— Start Task data —
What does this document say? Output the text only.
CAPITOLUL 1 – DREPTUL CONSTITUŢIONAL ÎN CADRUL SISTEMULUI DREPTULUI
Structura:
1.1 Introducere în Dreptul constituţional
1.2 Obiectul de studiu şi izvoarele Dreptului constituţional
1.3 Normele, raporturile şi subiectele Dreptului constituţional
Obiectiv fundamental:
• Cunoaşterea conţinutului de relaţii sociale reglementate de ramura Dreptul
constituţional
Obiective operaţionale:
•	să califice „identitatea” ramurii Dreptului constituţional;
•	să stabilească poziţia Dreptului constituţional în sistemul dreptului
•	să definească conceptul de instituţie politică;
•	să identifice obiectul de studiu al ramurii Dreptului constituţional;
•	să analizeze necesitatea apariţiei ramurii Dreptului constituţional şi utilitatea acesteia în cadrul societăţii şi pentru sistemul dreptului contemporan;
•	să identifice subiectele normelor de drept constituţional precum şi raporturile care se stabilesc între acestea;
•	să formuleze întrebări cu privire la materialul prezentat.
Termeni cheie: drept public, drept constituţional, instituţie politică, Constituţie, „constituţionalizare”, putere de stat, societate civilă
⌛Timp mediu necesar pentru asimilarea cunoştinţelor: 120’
— End Task data —
■ To be done ■
Restate the listing in full, word for word.

■ The answer ■
What does this document say? Output the text only.
CAPITOLUL 1 – DREPTUL CONSTITUŢIONAL ÎN CADRUL SISTEMULUI DREPTULUI
Structura:
1.1 Introducere în Dreptul constituţional
1.2 Obiectul de studiu şi izvoarele Dreptului constituţional
1.3 Normele, raporturile şi subiectele Dreptului constituţional
Obiectiv fundamental:
• Cunoaşterea conţinutului de relaţii sociale reglementate de ramura Dreptul
constituţional
Obiective operaţionale:
•	să califice „identitatea” ramurii Dreptului constituţional;
•	să stabilească poziţia Dreptului constituţional în sistemul dreptului
•	să definească conceptul de instituţie politică;
•	să identifice obiectul de studiu al ramurii Dreptului constituţional;
•	să analizeze necesitatea apariţiei ramurii Dreptului constituţional şi utilitatea acesteia în cadrul societăţii şi pentru sistemul dreptului contemporan;
•	să identifice subiectele normelor de drept constituţional precum şi raporturile care se stabilesc între acestea;
•	să formuleze întrebări cu privire la materialul prezentat.
Termeni cheie: drept public, drept constituţional, instituţie politică, Constituţie, „constituţionalizare”, putere de stat, societate civilă
⌛Timp mediu necesar pentru asimilarea cunoştinţelor: 120’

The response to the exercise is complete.